--- Excerpted text ---

Friday, October 21, 2011

DC New 52 Review: Catwoman #2

Catwoman #2
Written by Judd Winick
Art by Guillem March
Cover Price
: $2.99

In a nutshell:
Too much artistic talent to waste on this kind of misfire!

I remember reading an interview some years back with an artist whom I had a great deal of admiration for (I'm thinking it was Steve Rude, but don't quote me on that), and he said that he doesn't draw gruesome gore because it was unattractive what you showed off panel, sometime in shadow or by implication in the story telling, usually had more emotional impact than what you showed because it left the reader to ponder what was happening. Because every reader might have a different idea of what was horrifying, it could deliver the same emotional impact by allowing the readers to come to different conclusions. And that doesn't just apply to horrific and frightening scenes, it can also apply to what is sexual and sensual. This Catwoman comic is throwing it all out right in front of you, and with the violence I find myself grossed out, but not shocked. There is very little that I can find shocking anymore when everything is thrown out right in front of you. And it's not that I'm offended by it. I'm unimpressed. It seems childish to me.

--- Dataset section ---

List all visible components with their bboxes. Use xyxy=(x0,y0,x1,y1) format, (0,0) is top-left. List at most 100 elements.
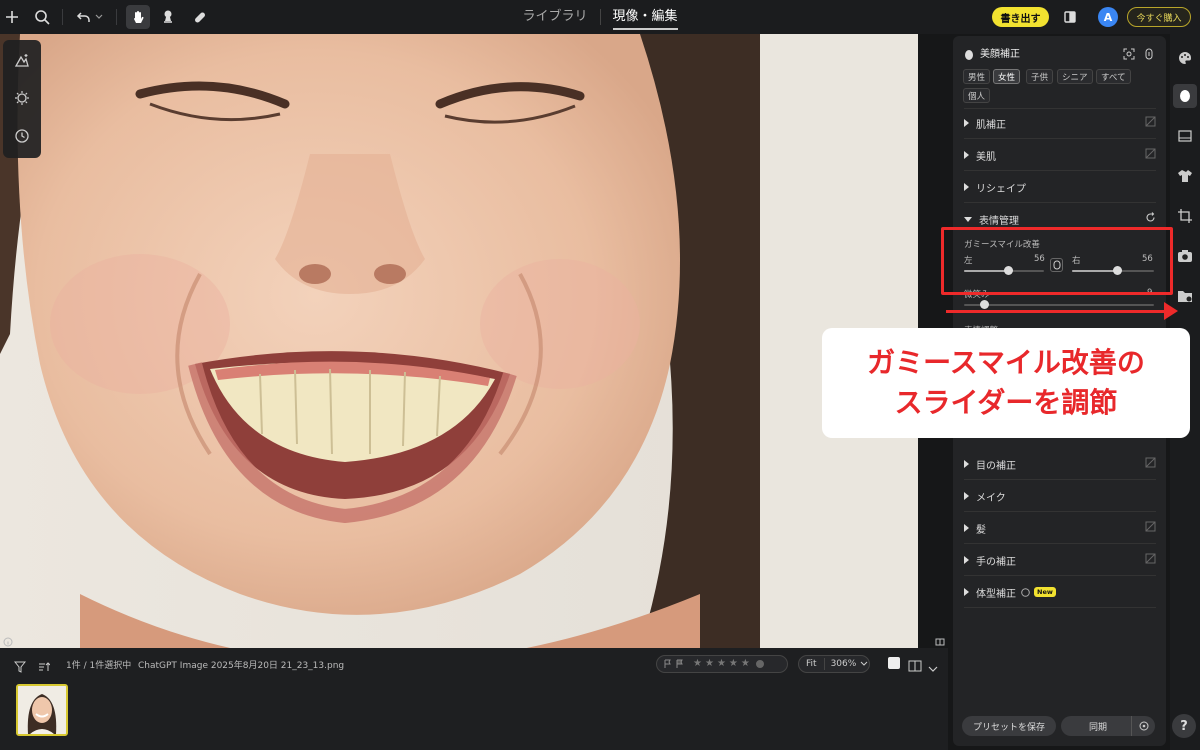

---

* **Tasks to perform**:
A - Answer these questions about the Catwoman #2 review, one per line, using the same markers:
(i) Who is credited with the art?
(ii) What cover price is listed?
(iii) What word does the reviewer use in the last sentence to describe how the comic seems?
B - Summarize the Catwoman #2 review in two sentences.
C - In the Catwoman #2 review, reproduce word for word the passage between "Friday, October 21, 2011" and "kind of misfire!", inclusive.

* **Answers to the exercise**:
A -
(i) Guillem March
(ii) $2.99
(iii) Childish

B - The review of Catwoman #2, written by Judd Winick with art by Guillem March, calls the issue a misfire that wastes too much artistic talent. Recalling an artist's view that what stays off panel often has more emotional impact, the reviewer says this comic throws everything right in front of the reader, leaving the reviewer grossed out and unimpressed but not shocked or offended, and finding it childish.

C -
Friday, October 21, 2011

DC New 52 Review: Catwoman #2

Catwoman #2
Written by Judd Winick
Art by Guillem March
Cover Price
: $2.99

In a nutshell:
Too much artistic talent to waste on this kind of misfire!